REQUIREMENTS -
Make an exact copy of the lines, leaving the pictures out.

ENTRIES PROVIDED -
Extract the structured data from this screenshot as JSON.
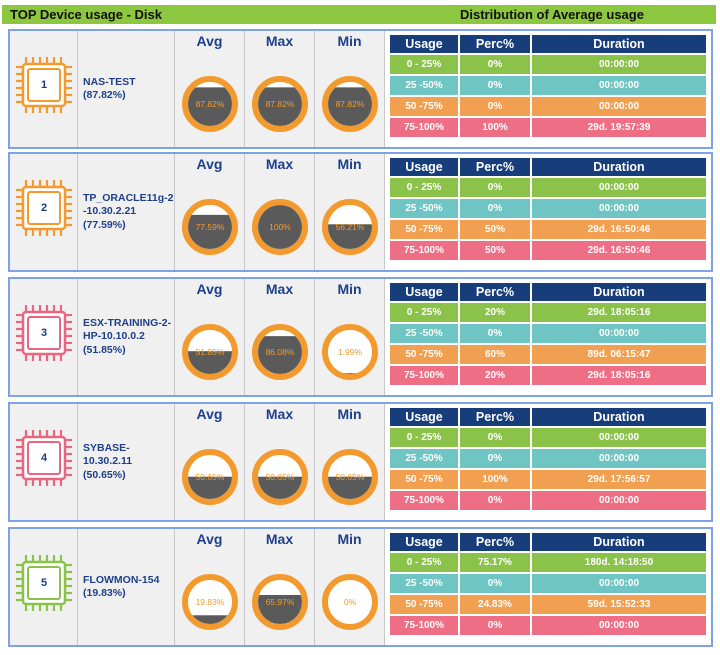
{
  "header": {
    "left_title": "TOP Device usage - Disk",
    "right_title": "Distribution of Average usage"
  },
  "column_labels": {
    "avg": "Avg",
    "max": "Max",
    "min": "Min"
  },
  "table_headers": {
    "usage": "Usage",
    "perc": "Perc%",
    "duration": "Duration"
  },
  "colors": {
    "header_bar": "#8dc63f",
    "gauge_ring": "#f39a2e",
    "gauge_fill": "#5a5a5a",
    "gauge_text": "#f39a2e",
    "table_header": "#173d7a",
    "row_0_25": "#8bc34a",
    "row_25_50": "#6fc5c3",
    "row_50_75": "#f0a050",
    "row_75_100": "#ee6f85"
  },
  "devices": [
    {
      "rank": "1",
      "name_lines": [
        "NAS-TEST",
        "(87.82%)"
      ],
      "icon_color": "#f39a2e",
      "avg": {
        "label": "87.82%",
        "value": 87.82
      },
      "max": {
        "label": "87.82%",
        "value": 87.82
      },
      "min": {
        "label": "87.82%",
        "value": 87.82
      },
      "rows": [
        {
          "usage": "0 - 25%",
          "perc": "0%",
          "duration": "00:00:00"
        },
        {
          "usage": "25 -50%",
          "perc": "0%",
          "duration": "00:00:00"
        },
        {
          "usage": "50 -75%",
          "perc": "0%",
          "duration": "00:00:00"
        },
        {
          "usage": "75-100%",
          "perc": "100%",
          "duration": "29d. 19:57:39"
        }
      ]
    },
    {
      "rank": "2",
      "name_lines": [
        "TP_ORACLE11g-2",
        "-10.30.2.21",
        "(77.59%)"
      ],
      "icon_color": "#f39a2e",
      "avg": {
        "label": "77.59%",
        "value": 77.59
      },
      "max": {
        "label": "100%",
        "value": 100
      },
      "min": {
        "label": "56.21%",
        "value": 56.21
      },
      "rows": [
        {
          "usage": "0 - 25%",
          "perc": "0%",
          "duration": "00:00:00"
        },
        {
          "usage": "25 -50%",
          "perc": "0%",
          "duration": "00:00:00"
        },
        {
          "usage": "50 -75%",
          "perc": "50%",
          "duration": "29d. 16:50:46"
        },
        {
          "usage": "75-100%",
          "perc": "50%",
          "duration": "29d. 16:50:46"
        }
      ]
    },
    {
      "rank": "3",
      "name_lines": [
        "ESX-TRAINING-2-",
        "HP-10.10.0.2",
        "(51.85%)"
      ],
      "icon_color": "#e8667f",
      "avg": {
        "label": "51.85%",
        "value": 51.85
      },
      "max": {
        "label": "86.08%",
        "value": 86.08
      },
      "min": {
        "label": "1.99%",
        "value": 1.99
      },
      "rows": [
        {
          "usage": "0 - 25%",
          "perc": "20%",
          "duration": "29d. 18:05:16"
        },
        {
          "usage": "25 -50%",
          "perc": "0%",
          "duration": "00:00:00"
        },
        {
          "usage": "50 -75%",
          "perc": "60%",
          "duration": "89d. 06:15:47"
        },
        {
          "usage": "75-100%",
          "perc": "20%",
          "duration": "29d. 18:05:16"
        }
      ]
    },
    {
      "rank": "4",
      "name_lines": [
        "SYBASE-",
        "10.30.2.11",
        "(50.65%)"
      ],
      "icon_color": "#e8667f",
      "avg": {
        "label": "50.65%",
        "value": 50.65
      },
      "max": {
        "label": "50.65%",
        "value": 50.65
      },
      "min": {
        "label": "50.65%",
        "value": 50.65
      },
      "rows": [
        {
          "usage": "0 - 25%",
          "perc": "0%",
          "duration": "00:00:00"
        },
        {
          "usage": "25 -50%",
          "perc": "0%",
          "duration": "00:00:00"
        },
        {
          "usage": "50 -75%",
          "perc": "100%",
          "duration": "29d. 17:56:57"
        },
        {
          "usage": "75-100%",
          "perc": "0%",
          "duration": "00:00:00"
        }
      ]
    },
    {
      "rank": "5",
      "name_lines": [
        "FLOWMON-154",
        "(19.83%)"
      ],
      "icon_color": "#8bc34a",
      "avg": {
        "label": "19.83%",
        "value": 19.83
      },
      "max": {
        "label": "65.97%",
        "value": 65.97
      },
      "min": {
        "label": "0%",
        "value": 0
      },
      "rows": [
        {
          "usage": "0 - 25%",
          "perc": "75.17%",
          "duration": "180d. 14:18:50"
        },
        {
          "usage": "25 -50%",
          "perc": "0%",
          "duration": "00:00:00"
        },
        {
          "usage": "50 -75%",
          "perc": "24.83%",
          "duration": "59d. 15:52:33"
        },
        {
          "usage": "75-100%",
          "perc": "0%",
          "duration": "00:00:00"
        }
      ]
    }
  ]
}
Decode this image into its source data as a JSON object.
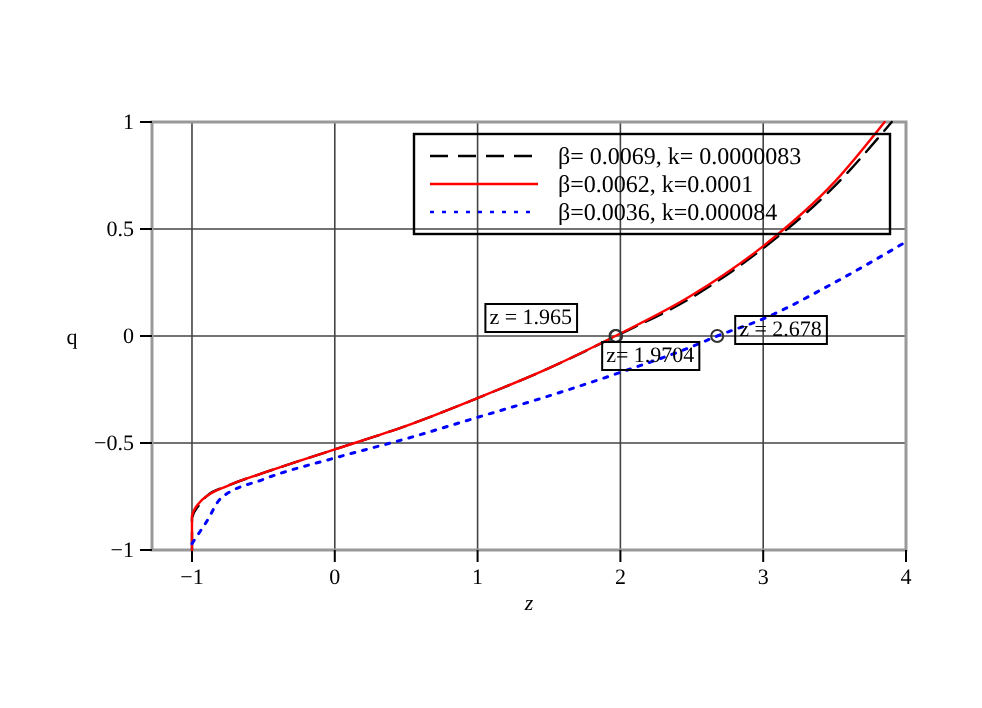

ANSWER TO THIS EXERCISE -
Extract the structured data from this screenshot as JSON.
{
  "header": {
    "left_title": "TOP Device usage - Disk",
    "right_title": "Distribution of Average usage"
  },
  "column_labels": {
    "avg": "Avg",
    "max": "Max",
    "min": "Min"
  },
  "table_headers": {
    "usage": "Usage",
    "perc": "Perc%",
    "duration": "Duration"
  },
  "colors": {
    "header_bar": "#8dc63f",
    "gauge_ring": "#f39a2e",
    "gauge_fill": "#5a5a5a",
    "gauge_text": "#f39a2e",
    "table_header": "#173d7a",
    "row_0_25": "#8bc34a",
    "row_25_50": "#6fc5c3",
    "row_50_75": "#f0a050",
    "row_75_100": "#ee6f85"
  },
  "devices": [
    {
      "rank": "1",
      "name_lines": [
        "NAS-TEST",
        "(87.82%)"
      ],
      "icon_color": "#f39a2e",
      "avg": {
        "label": "87.82%",
        "value": 87.82
      },
      "max": {
        "label": "87.82%",
        "value": 87.82
      },
      "min": {
        "label": "87.82%",
        "value": 87.82
      },
      "rows": [
        {
          "usage": "0 - 25%",
          "perc": "0%",
          "duration": "00:00:00"
        },
        {
          "usage": "25 -50%",
          "perc": "0%",
          "duration": "00:00:00"
        },
        {
          "usage": "50 -75%",
          "perc": "0%",
          "duration": "00:00:00"
        },
        {
          "usage": "75-100%",
          "perc": "100%",
          "duration": "29d. 19:57:39"
        }
      ]
    },
    {
      "rank": "2",
      "name_lines": [
        "TP_ORACLE11g-2",
        "-10.30.2.21",
        "(77.59%)"
      ],
      "icon_color": "#f39a2e",
      "avg": {
        "label": "77.59%",
        "value": 77.59
      },
      "max": {
        "label": "100%",
        "value": 100
      },
      "min": {
        "label": "56.21%",
        "value": 56.21
      },
      "rows": [
        {
          "usage": "0 - 25%",
          "perc": "0%",
          "duration": "00:00:00"
        },
        {
          "usage": "25 -50%",
          "perc": "0%",
          "duration": "00:00:00"
        },
        {
          "usage": "50 -75%",
          "perc": "50%",
          "duration": "29d. 16:50:46"
        },
        {
          "usage": "75-100%",
          "perc": "50%",
          "duration": "29d. 16:50:46"
        }
      ]
    },
    {
      "rank": "3",
      "name_lines": [
        "ESX-TRAINING-2-",
        "HP-10.10.0.2",
        "(51.85%)"
      ],
      "icon_color": "#e8667f",
      "avg": {
        "label": "51.85%",
        "value": 51.85
      },
      "max": {
        "label": "86.08%",
        "value": 86.08
      },
      "min": {
        "label": "1.99%",
        "value": 1.99
      },
      "rows": [
        {
          "usage": "0 - 25%",
          "perc": "20%",
          "duration": "29d. 18:05:16"
        },
        {
          "usage": "25 -50%",
          "perc": "0%",
          "duration": "00:00:00"
        },
        {
          "usage": "50 -75%",
          "perc": "60%",
          "duration": "89d. 06:15:47"
        },
        {
          "usage": "75-100%",
          "perc": "20%",
          "duration": "29d. 18:05:16"
        }
      ]
    },
    {
      "rank": "4",
      "name_lines": [
        "SYBASE-",
        "10.30.2.11",
        "(50.65%)"
      ],
      "icon_color": "#e8667f",
      "avg": {
        "label": "50.65%",
        "value": 50.65
      },
      "max": {
        "label": "50.65%",
        "value": 50.65
      },
      "min": {
        "label": "50.65%",
        "value": 50.65
      },
      "rows": [
        {
          "usage": "0 - 25%",
          "perc": "0%",
          "duration": "00:00:00"
        },
        {
          "usage": "25 -50%",
          "perc": "0%",
          "duration": "00:00:00"
        },
        {
          "usage": "50 -75%",
          "perc": "100%",
          "duration": "29d. 17:56:57"
        },
        {
          "usage": "75-100%",
          "perc": "0%",
          "duration": "00:00:00"
        }
      ]
    },
    {
      "rank": "5",
      "name_lines": [
        "FLOWMON-154",
        "(19.83%)"
      ],
      "icon_color": "#8bc34a",
      "avg": {
        "label": "19.83%",
        "value": 19.83
      },
      "max": {
        "label": "65.97%",
        "value": 65.97
      },
      "min": {
        "label": "0%",
        "value": 0
      },
      "rows": [
        {
          "usage": "0 - 25%",
          "perc": "75.17%",
          "duration": "180d. 14:18:50"
        },
        {
          "usage": "25 -50%",
          "perc": "0%",
          "duration": "00:00:00"
        },
        {
          "usage": "50 -75%",
          "perc": "24.83%",
          "duration": "59d. 15:52:33"
        },
        {
          "usage": "75-100%",
          "perc": "0%",
          "duration": "00:00:00"
        }
      ]
    }
  ]
}
Decode this image into its source data as a JSON object.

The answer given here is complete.